● Exercise prompt
Can you copy every line of the records below word for word, leaving the pictures out of your answer?

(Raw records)

——————————

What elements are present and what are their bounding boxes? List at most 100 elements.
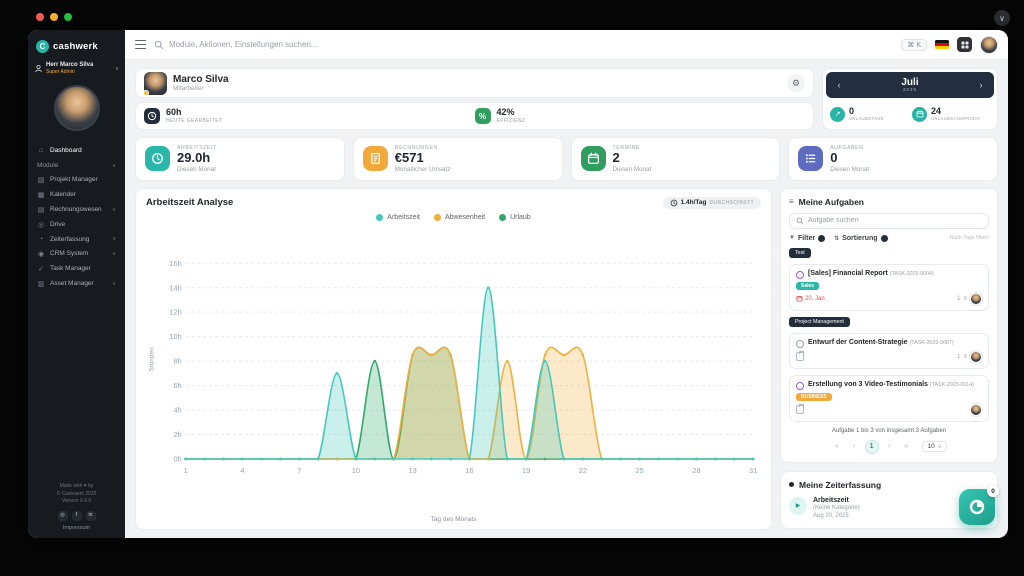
profile-role: Mitarbeiter: [173, 85, 229, 92]
svg-text:4h: 4h: [173, 406, 181, 415]
brand[interactable]: C cashwerk: [28, 30, 125, 57]
page-size-select[interactable]: 10∨: [922, 441, 948, 452]
prev-page-button[interactable]: ‹: [848, 440, 861, 453]
task-group-tag[interactable]: Project Management: [789, 317, 850, 327]
sidebar-item-label: Zeiterfassung: [50, 236, 89, 243]
svg-text:6h: 6h: [173, 381, 181, 390]
close-window-button[interactable]: [36, 13, 44, 21]
stat-card-arbeitszeit[interactable]: ARBEITSZEIT 29.0h Diesen Monat: [135, 137, 345, 181]
task-card[interactable]: Entwurf der Content-Strategie (TASK-2025…: [789, 333, 989, 369]
filter-button[interactable]: ▼ Filter: [789, 235, 825, 242]
search-input[interactable]: [169, 40, 893, 49]
apps-grid-icon[interactable]: [957, 37, 972, 52]
legend-urlaub[interactable]: Urlaub: [499, 214, 531, 221]
svg-text:1: 1: [184, 466, 188, 475]
gear-icon[interactable]: ⚙: [787, 74, 805, 92]
sidebar-user-name: Herr Marco Silva: [46, 62, 93, 69]
stat-card-rechnungen[interactable]: RECHNUNGEN €571 Monatlicher Umsatz: [353, 137, 563, 181]
task-search-input[interactable]: [808, 217, 982, 224]
time-entry-date: Aug 20, 2025: [813, 512, 860, 520]
linkedin-icon[interactable]: in: [86, 511, 96, 521]
play-icon[interactable]: ▶: [789, 497, 807, 515]
assignee-avatar[interactable]: [970, 293, 982, 305]
list-icon: ≡: [789, 197, 794, 206]
sidebar-item-zeiterfassung[interactable]: ◔ Zeiterfassung ∨: [28, 232, 125, 246]
svg-text:14h: 14h: [169, 283, 181, 292]
stat-card-aufgaben[interactable]: AUFGABEN 0 Diesen Monat: [788, 137, 998, 181]
made-with-text: Made with ♥ by: [60, 483, 94, 489]
chart-title: Arbeitszeit Analyse: [146, 197, 233, 208]
calendar-icon: ▦: [37, 191, 45, 199]
sidebar-item-drive[interactable]: ◎ Drive: [28, 217, 125, 232]
time-entry-category: (Keine Kategorie): [813, 504, 860, 512]
timer-icon: [968, 498, 986, 516]
sidebar-item-label: Drive: [50, 221, 65, 228]
impressum-link[interactable]: Impressum: [32, 524, 121, 532]
app-window: C cashwerk Herr Marco Silva Super Admin …: [28, 30, 1008, 538]
sidebar-group-module[interactable]: Module ∧: [28, 157, 125, 172]
stat-value: 2: [613, 151, 652, 166]
profile-name: Marco Silva: [173, 74, 229, 85]
calendar-icon: [912, 107, 927, 122]
filter-count-badge: [818, 235, 825, 242]
stat-card-termine[interactable]: TERMINE 2 Diesen Monat: [571, 137, 781, 181]
average-value: 1.4h/Tag: [681, 199, 707, 206]
first-page-button[interactable]: «: [831, 440, 844, 453]
assignee-avatar[interactable]: [970, 404, 982, 416]
task-status-icon[interactable]: [796, 340, 804, 348]
task-badge: BUSINESS: [796, 393, 832, 401]
task-badge: Sales: [796, 282, 819, 290]
tasks-panel-title: Meine Aufgaben: [799, 197, 864, 207]
clipboard-icon: [796, 405, 804, 414]
svg-text:28: 28: [692, 466, 700, 475]
instagram-icon[interactable]: ◎: [58, 511, 68, 521]
filter-hint: Nach Tags filtern: [950, 235, 989, 241]
search-icon: [796, 217, 804, 225]
window-chevron-button[interactable]: ∨: [994, 10, 1010, 26]
vacation-claim-stat: 24 URLAUBSANSPRUCH: [912, 107, 990, 122]
legend-abwesenheit[interactable]: Abwesenheit: [434, 214, 485, 221]
window-traffic-lights: [36, 13, 72, 21]
timer-fab-button[interactable]: 0: [959, 489, 995, 525]
sidebar-item-rechnungswesen[interactable]: ▤ Rechnungswesen ∨: [28, 202, 125, 217]
task-status-icon[interactable]: [796, 271, 804, 279]
next-month-button[interactable]: ›: [976, 80, 986, 90]
legend-arbeitszeit[interactable]: Arbeitszeit: [376, 214, 420, 221]
chevron-down-icon: ∨: [938, 444, 942, 450]
sort-button[interactable]: ⇅ Sortierung: [834, 235, 887, 242]
sidebar-item-asset-manager[interactable]: ▥ Asset Manager ∨: [28, 276, 125, 291]
task-code: (TASK-2025-0004): [890, 271, 934, 277]
project-icon: ▧: [37, 176, 45, 184]
sidebar-item-task-manager[interactable]: ✓ Task Manager: [28, 261, 125, 276]
svg-text:13: 13: [409, 466, 417, 475]
sidebar-user-role: Super Admin: [46, 69, 93, 75]
hamburger-menu-icon[interactable]: [135, 40, 146, 49]
task-card[interactable]: Erstellung von 3 Video-Testimonials (TAS…: [789, 375, 989, 422]
sidebar-menu: ⌂ Dashboard Module ∧ ▧ Projekt Manager ▦…: [28, 143, 125, 291]
sidebar-item-projekt-manager[interactable]: ▧ Projekt Manager: [28, 172, 125, 187]
last-page-button[interactable]: »: [900, 440, 913, 453]
profile-photo[interactable]: [54, 85, 100, 131]
facebook-icon[interactable]: f: [72, 511, 82, 521]
task-group-tag[interactable]: Test: [789, 248, 811, 258]
topbar-user-avatar[interactable]: [980, 36, 998, 54]
minimize-window-button[interactable]: [50, 13, 58, 21]
current-page-button[interactable]: 1: [865, 440, 879, 454]
svg-text:10: 10: [352, 466, 360, 475]
language-flag-de[interactable]: [935, 40, 949, 49]
svg-text:25: 25: [635, 466, 643, 475]
svg-text:10h: 10h: [169, 332, 181, 341]
sidebar-user-switcher[interactable]: Herr Marco Silva Super Admin ∨: [28, 57, 125, 77]
sidebar-item-crm-system[interactable]: ◉ CRM System ∨: [28, 246, 125, 261]
sidebar-item-kalender[interactable]: ▦ Kalender: [28, 187, 125, 202]
next-page-button[interactable]: ›: [883, 440, 896, 453]
assignee-avatar[interactable]: [970, 351, 982, 363]
sidebar-item-dashboard[interactable]: ⌂ Dashboard: [28, 143, 125, 157]
worked-today-label: HEUTE GEARBEITET: [166, 118, 222, 124]
zoom-window-button[interactable]: [64, 13, 72, 21]
timer-count-badge: 0: [987, 485, 999, 497]
vacation-days-stat: ↗ 0 URLAUBSTAGE: [830, 107, 908, 122]
prev-month-button[interactable]: ‹: [834, 80, 844, 90]
task-card[interactable]: [Sales] Financial Report (TASK-2025-0004…: [789, 264, 989, 311]
task-status-icon[interactable]: [796, 382, 804, 390]
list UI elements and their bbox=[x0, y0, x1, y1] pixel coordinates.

——————————

● The reply
What elements are present and what are their bounding boxes? List at most 100 elements.
profile-role: Mitarbeiter: [173, 85, 229, 92]
svg-text:4h: 4h: [173, 406, 181, 415]
brand[interactable]: C cashwerk: [28, 30, 125, 57]
page-size-select[interactable]: 10∨: [922, 441, 948, 452]
prev-page-button[interactable]: ‹: [848, 440, 861, 453]
task-group-tag[interactable]: Project Management: [789, 317, 850, 327]
sidebar-item-label: Zeiterfassung: [50, 236, 89, 243]
svg-text:6h: 6h: [173, 381, 181, 390]
close-window-button[interactable]: [36, 13, 44, 21]
stat-card-arbeitszeit[interactable]: ARBEITSZEIT 29.0h Diesen Monat: [135, 137, 345, 181]
task-card[interactable]: Entwurf der Content-Strategie (TASK-2025…: [789, 333, 989, 369]
filter-button[interactable]: ▼ Filter: [789, 235, 825, 242]
search-input[interactable]: [169, 40, 893, 49]
apps-grid-icon[interactable]: [957, 37, 972, 52]
legend-urlaub[interactable]: Urlaub: [499, 214, 531, 221]
svg-text:1: 1: [184, 466, 188, 475]
gear-icon[interactable]: ⚙: [787, 74, 805, 92]
sidebar-user-name: Herr Marco Silva: [46, 62, 93, 69]
stat-card-rechnungen[interactable]: RECHNUNGEN €571 Monatlicher Umsatz: [353, 137, 563, 181]
task-search-input[interactable]: [808, 217, 982, 224]
time-entry-date: Aug 20, 2025: [813, 512, 860, 520]
linkedin-icon[interactable]: in: [86, 511, 96, 521]
play-icon[interactable]: ▶: [789, 497, 807, 515]
assignee-avatar[interactable]: [970, 293, 982, 305]
list-icon: ≡: [789, 197, 794, 206]
sidebar-item-zeiterfassung[interactable]: ◔ Zeiterfassung ∨: [28, 232, 125, 246]
svg-text:14h: 14h: [169, 283, 181, 292]
stat-card-aufgaben[interactable]: AUFGABEN 0 Diesen Monat: [788, 137, 998, 181]
made-with-text: Made with ♥ by: [60, 483, 94, 489]
chart-title: Arbeitszeit Analyse: [146, 197, 233, 208]
calendar-icon: ▦: [37, 191, 45, 199]
sidebar-item-drive[interactable]: ◎ Drive: [28, 217, 125, 232]
time-entry-category: (Keine Kategorie): [813, 504, 860, 512]
timer-icon: [968, 498, 986, 516]
sidebar-item-label: Drive: [50, 221, 65, 228]
impressum-link[interactable]: Impressum: [32, 524, 121, 532]
app-window: C cashwerk Herr Marco Silva Super Admin …: [28, 30, 1008, 538]
sidebar-group-module[interactable]: Module ∧: [28, 157, 125, 172]
stat-value: 2: [613, 151, 652, 166]
profile-name: Marco Silva: [173, 74, 229, 85]
calendar-icon: [912, 107, 927, 122]
filter-count-badge: [818, 235, 825, 242]
stat-card-termine[interactable]: TERMINE 2 Diesen Monat: [571, 137, 781, 181]
average-value: 1.4h/Tag: [681, 199, 707, 206]
first-page-button[interactable]: «: [831, 440, 844, 453]
assignee-avatar[interactable]: [970, 404, 982, 416]
task-status-icon[interactable]: [796, 340, 804, 348]
task-badge: BUSINESS: [796, 393, 832, 401]
task-badge: Sales: [796, 282, 819, 290]
tasks-panel-title: Meine Aufgaben: [799, 197, 864, 207]
clipboard-icon: [796, 405, 804, 414]
svg-text:28: 28: [692, 466, 700, 475]
instagram-icon[interactable]: ◎: [58, 511, 68, 521]
filter-hint: Nach Tags filtern: [950, 235, 989, 241]
search-icon: [796, 217, 804, 225]
window-chevron-button[interactable]: ∨: [994, 10, 1010, 26]
vacation-claim-stat: 24 URLAUBSANSPRUCH: [912, 107, 990, 122]
legend-abwesenheit[interactable]: Abwesenheit: [434, 214, 485, 221]
window-traffic-lights: [36, 13, 72, 21]
timer-fab-button[interactable]: 0: [959, 489, 995, 525]
sidebar-item-rechnungswesen[interactable]: ▤ Rechnungswesen ∨: [28, 202, 125, 217]
task-status-icon[interactable]: [796, 271, 804, 279]
next-month-button[interactable]: ›: [976, 80, 986, 90]
legend-arbeitszeit[interactable]: Arbeitszeit: [376, 214, 420, 221]
chevron-down-icon: ∨: [938, 444, 942, 450]
sort-button[interactable]: ⇅ Sortierung: [834, 235, 887, 242]
sidebar-item-asset-manager[interactable]: ▥ Asset Manager ∨: [28, 276, 125, 291]
task-code: (TASK-2025-0004): [890, 271, 934, 277]
project-icon: ▧: [37, 176, 45, 184]
sidebar-item-task-manager[interactable]: ✓ Task Manager: [28, 261, 125, 276]
svg-text:13: 13: [409, 466, 417, 475]
sidebar-user-role: Super Admin: [46, 69, 93, 75]
hamburger-menu-icon[interactable]: [135, 40, 146, 49]
task-card[interactable]: Erstellung von 3 Video-Testimonials (TAS…: [789, 375, 989, 422]
sidebar-menu: ⌂ Dashboard Module ∧ ▧ Projekt Manager ▦…: [28, 143, 125, 291]
sidebar-item-projekt-manager[interactable]: ▧ Projekt Manager: [28, 172, 125, 187]
last-page-button[interactable]: »: [900, 440, 913, 453]
profile-photo[interactable]: [54, 85, 100, 131]
facebook-icon[interactable]: f: [72, 511, 82, 521]
task-group-tag[interactable]: Test: [789, 248, 811, 258]
topbar-user-avatar[interactable]: [980, 36, 998, 54]
minimize-window-button[interactable]: [50, 13, 58, 21]
current-page-button[interactable]: 1: [865, 440, 879, 454]
svg-text:10: 10: [352, 466, 360, 475]
language-flag-de[interactable]: [935, 40, 949, 49]
svg-text:25: 25: [635, 466, 643, 475]
svg-text:10h: 10h: [169, 332, 181, 341]
sidebar-user-switcher[interactable]: Herr Marco Silva Super Admin ∨: [28, 57, 125, 77]
sidebar-item-crm-system[interactable]: ◉ CRM System ∨: [28, 246, 125, 261]
sidebar-item-kalender[interactable]: ▦ Kalender: [28, 187, 125, 202]
next-page-button[interactable]: ›: [883, 440, 896, 453]
assignee-avatar[interactable]: [970, 351, 982, 363]
sidebar-item-dashboard[interactable]: ⌂ Dashboard: [28, 143, 125, 157]
worked-today-label: HEUTE GEARBEITET: [166, 118, 222, 124]
zoom-window-button[interactable]: [64, 13, 72, 21]
timer-count-badge: 0: [987, 485, 999, 497]
vacation-days-stat: ↗ 0 URLAUBSTAGE: [830, 107, 908, 122]
prev-month-button[interactable]: ‹: [834, 80, 844, 90]
task-card[interactable]: [Sales] Financial Report (TASK-2025-0004…: [789, 264, 989, 311]
task-status-icon[interactable]: [796, 382, 804, 390]
list UI elements and their bbox=[x0, y0, x1, y1] pixel coordinates.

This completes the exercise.